Monitoring And Managing Your Money Manager

Investment performance does not just happen; there must be a process in place to get superior results. There are nearly 15,000 mutual funds available for you to invest in. How does one decide which one is true for you? Once you select the ones that are right for you, how do your measure your success? Money mangers are people and they must be monitored and measured; they must be held responsible for their results. You do not need to pay very much for average fund performance (just invest in indexes).

Above average fund performance does not happen by accident. To get above average fund performance, you must measure and monitor. If you are not going to do that, hire someone to do it for you or stick with indexes.Once you select a manager, you must monitor them regularly. Past performance is not only no predictor of the future but, in many cases, the past performance was a result of completely different circumstances and possibly completely different people than those managing your account today. I would suggest you use the following eight factors:

1.) The mutual fund should be at least three years old. Does a team or one individual manage the fund? How long has the current team manager been running the portfolio?

2.) The fund should have a minimum of $75 million under management

3.) The holdings must be consistent with the style. They should have no more than 20% of the portfolio invested in unrelated assets classes. For Example: A Large Cap Growth product should hold no more than 20% in cash, fixed income and/or international securities.

4.) Correlation to style or peer group: The fund should be highly correlated to the asset class of the investment option. In other words, if they are managing small company stocks, make sure that they are actually investing in small stocks.

5.) Make sure the mutual funds investment performance is relative to the risk they are taking. You can measure a funds risk by using the Alpha and Sharpe ratios.

6.) The funds performance should be evaluated against its peer group return for the 1,3 and 5 year cumulative return.

7.) The fund expense ratio and fees should not be in the bottom quartile (most expensive).

8.) There should be no perceived organizational problems and the same portfolio management team should be in place for at least two years.Following these eight steps will go a long way in helping you select and monitor a money manager for you. A great resource for this information can be found at Morningstar.

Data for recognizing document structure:
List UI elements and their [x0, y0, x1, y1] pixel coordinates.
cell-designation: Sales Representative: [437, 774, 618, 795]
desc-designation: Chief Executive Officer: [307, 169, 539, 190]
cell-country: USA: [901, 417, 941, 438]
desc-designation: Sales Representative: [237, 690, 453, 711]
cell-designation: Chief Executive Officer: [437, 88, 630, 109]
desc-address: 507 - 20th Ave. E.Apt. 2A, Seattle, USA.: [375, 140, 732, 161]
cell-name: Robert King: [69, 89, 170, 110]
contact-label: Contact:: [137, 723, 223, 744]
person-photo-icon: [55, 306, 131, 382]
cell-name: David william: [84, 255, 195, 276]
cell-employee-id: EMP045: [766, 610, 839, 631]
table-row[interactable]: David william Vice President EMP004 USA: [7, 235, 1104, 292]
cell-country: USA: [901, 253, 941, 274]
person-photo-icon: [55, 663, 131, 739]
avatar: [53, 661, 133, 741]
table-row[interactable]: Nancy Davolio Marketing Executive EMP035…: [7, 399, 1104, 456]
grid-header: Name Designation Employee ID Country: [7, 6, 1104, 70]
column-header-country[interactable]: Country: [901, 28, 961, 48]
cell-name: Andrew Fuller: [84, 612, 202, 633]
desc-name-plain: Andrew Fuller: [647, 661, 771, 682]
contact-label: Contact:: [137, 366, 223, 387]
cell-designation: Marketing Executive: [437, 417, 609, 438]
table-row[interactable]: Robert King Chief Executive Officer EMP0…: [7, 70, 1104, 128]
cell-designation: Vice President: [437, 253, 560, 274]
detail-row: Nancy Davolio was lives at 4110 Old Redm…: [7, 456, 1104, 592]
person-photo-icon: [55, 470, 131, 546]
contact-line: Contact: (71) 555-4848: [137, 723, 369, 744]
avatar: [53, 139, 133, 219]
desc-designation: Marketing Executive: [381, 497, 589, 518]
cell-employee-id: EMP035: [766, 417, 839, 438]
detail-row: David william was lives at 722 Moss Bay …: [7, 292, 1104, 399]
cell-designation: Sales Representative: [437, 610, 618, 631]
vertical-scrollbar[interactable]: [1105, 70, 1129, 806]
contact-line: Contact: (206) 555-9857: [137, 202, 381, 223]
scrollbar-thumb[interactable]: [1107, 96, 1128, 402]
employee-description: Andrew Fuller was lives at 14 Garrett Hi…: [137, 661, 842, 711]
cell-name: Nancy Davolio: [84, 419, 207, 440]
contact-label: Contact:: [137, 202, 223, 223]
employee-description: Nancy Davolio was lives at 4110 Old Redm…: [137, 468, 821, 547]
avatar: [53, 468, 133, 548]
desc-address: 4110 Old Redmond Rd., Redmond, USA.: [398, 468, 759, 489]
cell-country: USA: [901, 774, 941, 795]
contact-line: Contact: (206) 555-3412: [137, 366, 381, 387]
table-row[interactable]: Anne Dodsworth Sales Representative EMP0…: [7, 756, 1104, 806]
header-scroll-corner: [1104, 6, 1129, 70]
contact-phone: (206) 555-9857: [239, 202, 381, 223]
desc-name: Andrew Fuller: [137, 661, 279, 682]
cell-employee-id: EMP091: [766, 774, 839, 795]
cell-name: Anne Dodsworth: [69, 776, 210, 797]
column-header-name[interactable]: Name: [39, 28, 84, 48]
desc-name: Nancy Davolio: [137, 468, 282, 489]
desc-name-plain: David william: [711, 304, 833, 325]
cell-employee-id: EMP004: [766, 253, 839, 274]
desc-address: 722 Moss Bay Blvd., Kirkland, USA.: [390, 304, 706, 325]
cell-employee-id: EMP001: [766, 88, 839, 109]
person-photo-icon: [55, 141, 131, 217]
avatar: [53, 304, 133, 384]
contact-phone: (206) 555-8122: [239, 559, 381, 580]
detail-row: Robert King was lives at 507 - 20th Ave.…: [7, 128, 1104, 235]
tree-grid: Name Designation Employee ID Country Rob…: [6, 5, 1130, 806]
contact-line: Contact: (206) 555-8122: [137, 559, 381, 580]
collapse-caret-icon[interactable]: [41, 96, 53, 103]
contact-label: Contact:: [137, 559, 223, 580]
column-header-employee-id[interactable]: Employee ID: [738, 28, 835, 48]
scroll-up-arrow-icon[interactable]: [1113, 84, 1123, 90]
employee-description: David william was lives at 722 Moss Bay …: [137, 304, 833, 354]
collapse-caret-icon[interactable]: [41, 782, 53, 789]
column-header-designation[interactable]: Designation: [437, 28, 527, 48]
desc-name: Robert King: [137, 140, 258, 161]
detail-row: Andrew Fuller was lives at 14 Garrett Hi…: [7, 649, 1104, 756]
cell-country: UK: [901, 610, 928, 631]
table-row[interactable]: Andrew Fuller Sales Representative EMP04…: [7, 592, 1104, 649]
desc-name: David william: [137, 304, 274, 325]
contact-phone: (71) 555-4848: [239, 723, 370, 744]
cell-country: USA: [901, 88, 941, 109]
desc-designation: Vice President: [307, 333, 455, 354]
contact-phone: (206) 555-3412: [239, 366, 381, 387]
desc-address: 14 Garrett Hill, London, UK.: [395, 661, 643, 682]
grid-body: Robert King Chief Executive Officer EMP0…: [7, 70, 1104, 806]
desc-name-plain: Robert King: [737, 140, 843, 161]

> _Tasks for this exercise_
A: Translate this sentence from the money manager text into Spanish: "Above average fund performance does not happen by accident."
B: Answer these questions from the money manager text:
(i) About how many mutual funds does it say are available to invest in?
(ii) What is the minimum amount a fund should have under management?
(iii) What resource does it name for this information?
C: Please output the part of the money manager text from "4.) Correlation to" up to and including "year cumulative return.".
The records were taken from a different source than the money manager text.

> _Answer list_
A: El rendimiento de un fondo por encima del promedio no ocurre por casualidad.

B:
(i) Nearly 15,000.
(ii) $75 million.
(iii) Morningstar.

C:
4.) Correlation to style or peer group: The fund should be highly correlated to the asset class of the investment option. In other words, if they are managing small company stocks, make sure that they are actually investing in small stocks.

5.) Make sure the mutual funds investment performance is relative to the risk they are taking. You can measure a funds risk by using the Alpha and Sharpe ratios.

6.) The funds performance should be evaluated against its peer group return for the 1,3 and 5 year cumulative return.